## WHAT IS EXPECTED:
Look through the data below and say how many of its lines contain "frac", adding nothing else.

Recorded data

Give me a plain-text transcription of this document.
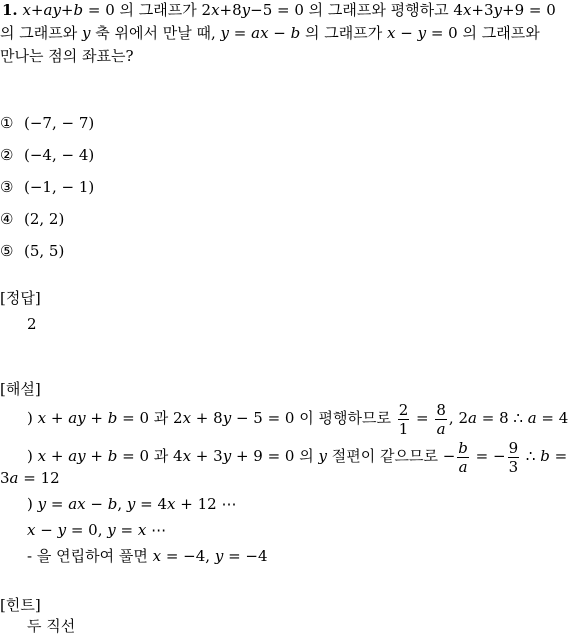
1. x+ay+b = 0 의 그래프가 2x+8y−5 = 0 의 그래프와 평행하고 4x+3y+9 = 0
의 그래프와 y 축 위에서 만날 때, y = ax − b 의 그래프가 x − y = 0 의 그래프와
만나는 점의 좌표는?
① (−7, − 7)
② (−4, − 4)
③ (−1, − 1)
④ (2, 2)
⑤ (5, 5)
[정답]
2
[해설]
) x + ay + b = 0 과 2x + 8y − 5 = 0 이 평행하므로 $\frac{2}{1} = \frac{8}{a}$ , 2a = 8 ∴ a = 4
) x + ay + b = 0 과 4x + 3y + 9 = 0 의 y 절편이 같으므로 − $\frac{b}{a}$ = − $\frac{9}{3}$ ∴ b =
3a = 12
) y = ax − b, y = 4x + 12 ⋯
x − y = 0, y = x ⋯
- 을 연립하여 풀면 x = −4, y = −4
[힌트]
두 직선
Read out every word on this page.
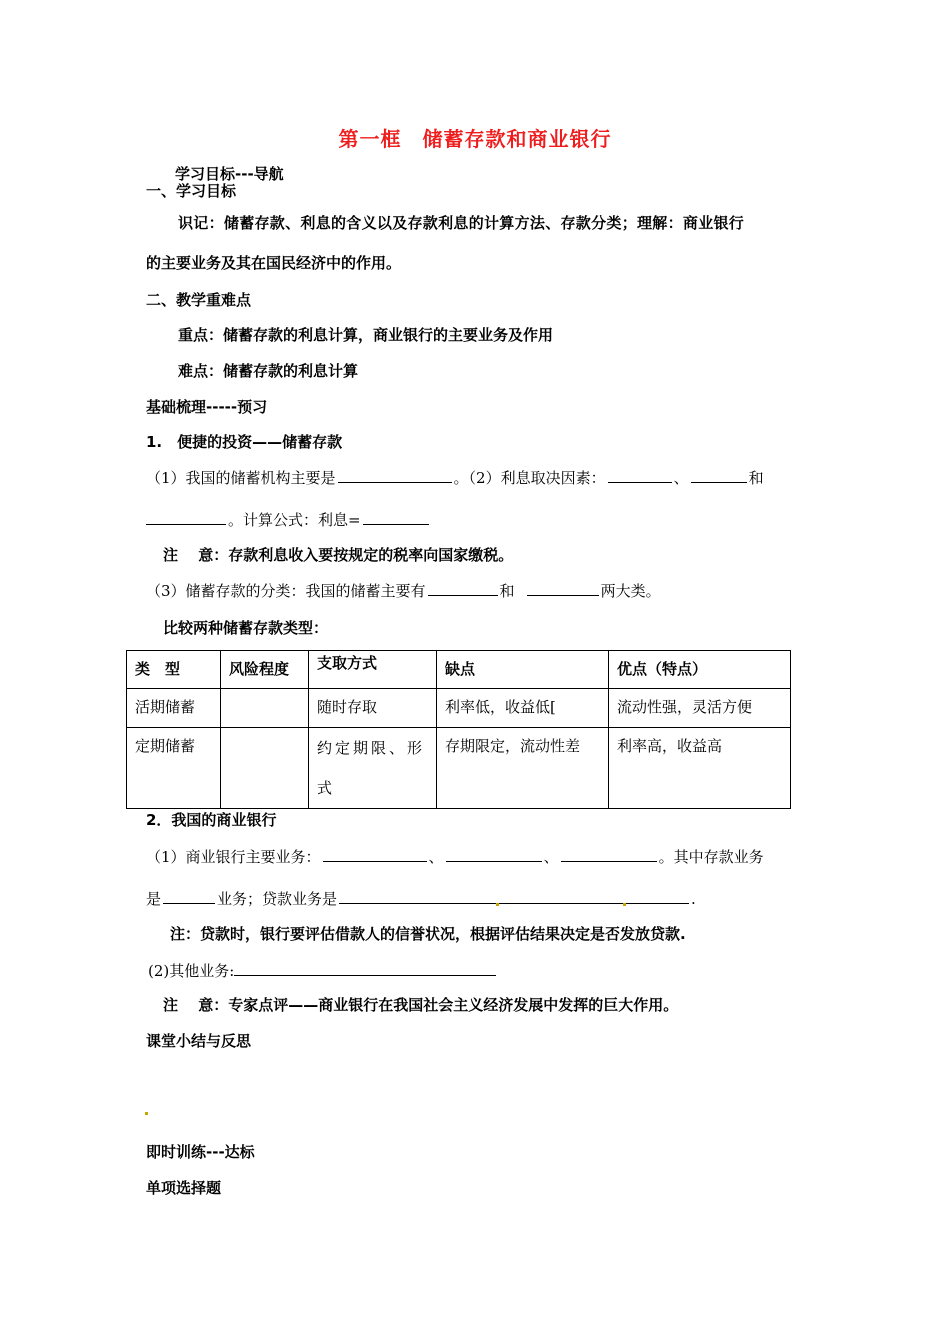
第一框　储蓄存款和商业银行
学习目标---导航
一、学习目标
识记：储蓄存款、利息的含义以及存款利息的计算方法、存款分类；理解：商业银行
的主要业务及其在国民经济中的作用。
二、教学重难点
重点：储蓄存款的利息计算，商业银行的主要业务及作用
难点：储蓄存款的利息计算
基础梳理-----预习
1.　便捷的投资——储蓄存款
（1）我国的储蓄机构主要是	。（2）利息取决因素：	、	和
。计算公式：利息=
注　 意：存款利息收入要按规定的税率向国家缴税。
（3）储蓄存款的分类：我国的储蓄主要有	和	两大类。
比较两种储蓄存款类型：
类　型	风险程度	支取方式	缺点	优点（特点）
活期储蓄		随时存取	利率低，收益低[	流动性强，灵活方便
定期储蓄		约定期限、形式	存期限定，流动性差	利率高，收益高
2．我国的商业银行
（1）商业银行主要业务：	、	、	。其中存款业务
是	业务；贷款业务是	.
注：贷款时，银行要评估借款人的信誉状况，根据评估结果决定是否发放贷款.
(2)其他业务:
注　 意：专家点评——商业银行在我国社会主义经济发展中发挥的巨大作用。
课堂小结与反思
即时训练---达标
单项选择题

## ANSWER BELOW:
2